In the records below, locate the line containing "Enumerate this screenshot's", then extract it and all following lines exactly, ending with the last line.

--- begin ---

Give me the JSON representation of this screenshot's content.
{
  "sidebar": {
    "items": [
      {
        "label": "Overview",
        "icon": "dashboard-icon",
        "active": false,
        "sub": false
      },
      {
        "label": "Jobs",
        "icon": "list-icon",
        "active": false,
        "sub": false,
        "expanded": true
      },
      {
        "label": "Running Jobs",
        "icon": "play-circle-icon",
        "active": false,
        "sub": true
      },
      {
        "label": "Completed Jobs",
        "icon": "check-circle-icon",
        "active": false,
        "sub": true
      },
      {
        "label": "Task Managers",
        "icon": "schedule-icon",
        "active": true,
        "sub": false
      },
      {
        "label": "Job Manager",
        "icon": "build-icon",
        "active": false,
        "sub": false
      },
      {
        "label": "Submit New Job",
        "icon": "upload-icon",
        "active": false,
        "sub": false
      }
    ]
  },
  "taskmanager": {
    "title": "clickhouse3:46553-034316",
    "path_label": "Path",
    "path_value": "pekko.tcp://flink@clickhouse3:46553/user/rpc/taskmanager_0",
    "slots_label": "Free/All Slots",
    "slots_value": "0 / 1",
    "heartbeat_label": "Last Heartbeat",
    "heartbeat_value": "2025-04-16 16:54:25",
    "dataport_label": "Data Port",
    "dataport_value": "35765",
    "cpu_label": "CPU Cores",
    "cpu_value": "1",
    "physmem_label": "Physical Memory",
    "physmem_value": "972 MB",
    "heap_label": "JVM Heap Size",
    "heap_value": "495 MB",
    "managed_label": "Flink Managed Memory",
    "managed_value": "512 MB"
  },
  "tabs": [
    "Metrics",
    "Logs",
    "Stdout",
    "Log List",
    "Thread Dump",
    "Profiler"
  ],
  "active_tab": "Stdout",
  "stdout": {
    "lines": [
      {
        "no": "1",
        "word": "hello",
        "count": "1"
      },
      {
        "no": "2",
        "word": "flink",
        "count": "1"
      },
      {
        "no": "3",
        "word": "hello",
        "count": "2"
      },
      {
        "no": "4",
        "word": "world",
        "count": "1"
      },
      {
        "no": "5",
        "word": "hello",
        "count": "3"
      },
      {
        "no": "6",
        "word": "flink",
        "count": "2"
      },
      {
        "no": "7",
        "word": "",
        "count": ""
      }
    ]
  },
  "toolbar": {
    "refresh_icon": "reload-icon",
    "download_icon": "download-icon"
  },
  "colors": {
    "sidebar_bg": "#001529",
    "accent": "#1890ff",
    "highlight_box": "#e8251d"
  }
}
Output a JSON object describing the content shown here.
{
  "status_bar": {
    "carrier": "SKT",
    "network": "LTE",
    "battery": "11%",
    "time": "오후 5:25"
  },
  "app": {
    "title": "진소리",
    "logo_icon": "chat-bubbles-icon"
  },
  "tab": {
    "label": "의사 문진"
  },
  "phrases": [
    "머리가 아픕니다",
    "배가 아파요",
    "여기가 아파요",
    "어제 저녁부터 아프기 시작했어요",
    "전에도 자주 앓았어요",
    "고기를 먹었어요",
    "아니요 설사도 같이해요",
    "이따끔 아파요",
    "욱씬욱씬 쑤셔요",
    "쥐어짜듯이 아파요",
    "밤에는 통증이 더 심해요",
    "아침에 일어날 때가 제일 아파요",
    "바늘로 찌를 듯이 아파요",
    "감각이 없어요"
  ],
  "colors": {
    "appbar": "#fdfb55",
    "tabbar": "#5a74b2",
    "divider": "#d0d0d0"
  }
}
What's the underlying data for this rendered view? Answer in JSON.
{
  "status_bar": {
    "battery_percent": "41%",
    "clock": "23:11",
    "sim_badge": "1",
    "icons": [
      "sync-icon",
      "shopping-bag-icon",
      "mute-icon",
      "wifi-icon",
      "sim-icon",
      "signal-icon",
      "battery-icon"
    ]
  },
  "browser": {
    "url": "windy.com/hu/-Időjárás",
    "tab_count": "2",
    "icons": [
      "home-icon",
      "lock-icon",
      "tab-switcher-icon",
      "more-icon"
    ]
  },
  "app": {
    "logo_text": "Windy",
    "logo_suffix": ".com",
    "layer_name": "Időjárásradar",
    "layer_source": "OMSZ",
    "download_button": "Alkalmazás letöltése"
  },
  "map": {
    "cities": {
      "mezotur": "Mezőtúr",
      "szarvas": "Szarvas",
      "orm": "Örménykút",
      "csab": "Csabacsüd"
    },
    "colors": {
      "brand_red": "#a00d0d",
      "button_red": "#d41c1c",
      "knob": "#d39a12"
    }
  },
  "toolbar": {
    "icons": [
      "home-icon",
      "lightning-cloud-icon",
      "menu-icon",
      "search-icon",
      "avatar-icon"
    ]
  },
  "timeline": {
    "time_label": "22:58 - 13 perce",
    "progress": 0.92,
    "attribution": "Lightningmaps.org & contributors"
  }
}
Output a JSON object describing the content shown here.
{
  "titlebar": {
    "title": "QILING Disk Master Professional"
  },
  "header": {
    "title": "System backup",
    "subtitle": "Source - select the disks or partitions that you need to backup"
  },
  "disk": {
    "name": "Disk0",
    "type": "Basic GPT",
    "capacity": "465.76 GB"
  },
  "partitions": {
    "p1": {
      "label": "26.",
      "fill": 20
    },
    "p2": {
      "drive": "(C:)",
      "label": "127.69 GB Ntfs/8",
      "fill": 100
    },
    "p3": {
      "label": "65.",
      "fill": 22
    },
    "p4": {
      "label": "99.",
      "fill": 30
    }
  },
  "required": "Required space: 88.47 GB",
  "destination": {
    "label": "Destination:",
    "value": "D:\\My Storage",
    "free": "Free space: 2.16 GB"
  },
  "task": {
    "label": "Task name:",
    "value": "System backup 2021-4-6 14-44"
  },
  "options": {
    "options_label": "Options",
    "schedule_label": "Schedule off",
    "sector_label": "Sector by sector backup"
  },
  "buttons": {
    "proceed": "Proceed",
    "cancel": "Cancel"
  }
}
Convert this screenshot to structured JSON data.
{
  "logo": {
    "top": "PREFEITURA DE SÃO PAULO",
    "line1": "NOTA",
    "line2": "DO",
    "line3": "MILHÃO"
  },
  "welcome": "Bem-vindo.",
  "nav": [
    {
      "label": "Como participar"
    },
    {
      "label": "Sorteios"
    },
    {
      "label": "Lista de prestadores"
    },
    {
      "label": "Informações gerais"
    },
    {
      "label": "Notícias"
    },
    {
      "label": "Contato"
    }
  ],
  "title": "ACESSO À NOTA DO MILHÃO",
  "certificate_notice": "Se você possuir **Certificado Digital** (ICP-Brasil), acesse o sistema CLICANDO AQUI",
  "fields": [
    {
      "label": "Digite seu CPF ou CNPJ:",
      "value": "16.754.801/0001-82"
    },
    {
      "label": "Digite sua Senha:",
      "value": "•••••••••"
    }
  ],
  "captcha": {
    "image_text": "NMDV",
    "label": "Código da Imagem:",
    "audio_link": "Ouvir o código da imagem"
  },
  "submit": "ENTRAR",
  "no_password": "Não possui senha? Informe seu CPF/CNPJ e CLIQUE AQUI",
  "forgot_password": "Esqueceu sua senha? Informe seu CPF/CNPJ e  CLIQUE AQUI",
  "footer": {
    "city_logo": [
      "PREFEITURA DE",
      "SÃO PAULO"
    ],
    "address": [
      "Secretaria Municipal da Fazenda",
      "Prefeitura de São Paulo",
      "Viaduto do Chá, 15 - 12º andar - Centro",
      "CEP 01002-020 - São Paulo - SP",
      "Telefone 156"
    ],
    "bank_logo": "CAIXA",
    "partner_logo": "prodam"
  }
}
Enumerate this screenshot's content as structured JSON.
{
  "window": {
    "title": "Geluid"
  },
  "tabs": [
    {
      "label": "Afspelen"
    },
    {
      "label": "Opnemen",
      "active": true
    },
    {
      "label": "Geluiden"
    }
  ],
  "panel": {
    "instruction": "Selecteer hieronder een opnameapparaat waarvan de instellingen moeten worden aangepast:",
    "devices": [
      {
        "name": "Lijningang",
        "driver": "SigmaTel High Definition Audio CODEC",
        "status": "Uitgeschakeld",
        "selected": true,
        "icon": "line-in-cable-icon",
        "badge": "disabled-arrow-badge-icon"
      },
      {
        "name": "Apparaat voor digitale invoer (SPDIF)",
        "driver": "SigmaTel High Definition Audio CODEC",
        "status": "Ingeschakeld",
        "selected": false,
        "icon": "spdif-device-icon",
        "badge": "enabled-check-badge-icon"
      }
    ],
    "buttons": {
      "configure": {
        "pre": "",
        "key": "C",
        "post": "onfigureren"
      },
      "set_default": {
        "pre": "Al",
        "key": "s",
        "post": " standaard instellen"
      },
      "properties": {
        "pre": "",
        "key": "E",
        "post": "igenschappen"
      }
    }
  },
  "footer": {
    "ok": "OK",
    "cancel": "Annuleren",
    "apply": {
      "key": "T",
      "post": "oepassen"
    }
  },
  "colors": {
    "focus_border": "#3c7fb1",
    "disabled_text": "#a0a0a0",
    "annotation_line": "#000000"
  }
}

--- end ---

_ANSWER TO THIS PROBLEM_.
Enumerate this screenshot's content as structured JSON.
{
  "window": {
    "title": "Geluid"
  },
  "tabs": [
    {
      "label": "Afspelen"
    },
    {
      "label": "Opnemen",
      "active": true
    },
    {
      "label": "Geluiden"
    }
  ],
  "panel": {
    "instruction": "Selecteer hieronder een opnameapparaat waarvan de instellingen moeten worden aangepast:",
    "devices": [
      {
        "name": "Lijningang",
        "driver": "SigmaTel High Definition Audio CODEC",
        "status": "Uitgeschakeld",
        "selected": true,
        "icon": "line-in-cable-icon",
        "badge": "disabled-arrow-badge-icon"
      },
      {
        "name": "Apparaat voor digitale invoer (SPDIF)",
        "driver": "SigmaTel High Definition Audio CODEC",
        "status": "Ingeschakeld",
        "selected": false,
        "icon": "spdif-device-icon",
        "badge": "enabled-check-badge-icon"
      }
    ],
    "buttons": {
      "configure": {
        "pre": "",
        "key": "C",
        "post": "onfigureren"
      },
      "set_default": {
        "pre": "Al",
        "key": "s",
        "post": " standaard instellen"
      },
      "properties": {
        "pre": "",
        "key": "E",
        "post": "igenschappen"
      }
    }
  },
  "footer": {
    "ok": "OK",
    "cancel": "Annuleren",
    "apply": {
      "key": "T",
      "post": "oepassen"
    }
  },
  "colors": {
    "focus_border": "#3c7fb1",
    "disabled_text": "#a0a0a0",
    "annotation_line": "#000000"
  }
}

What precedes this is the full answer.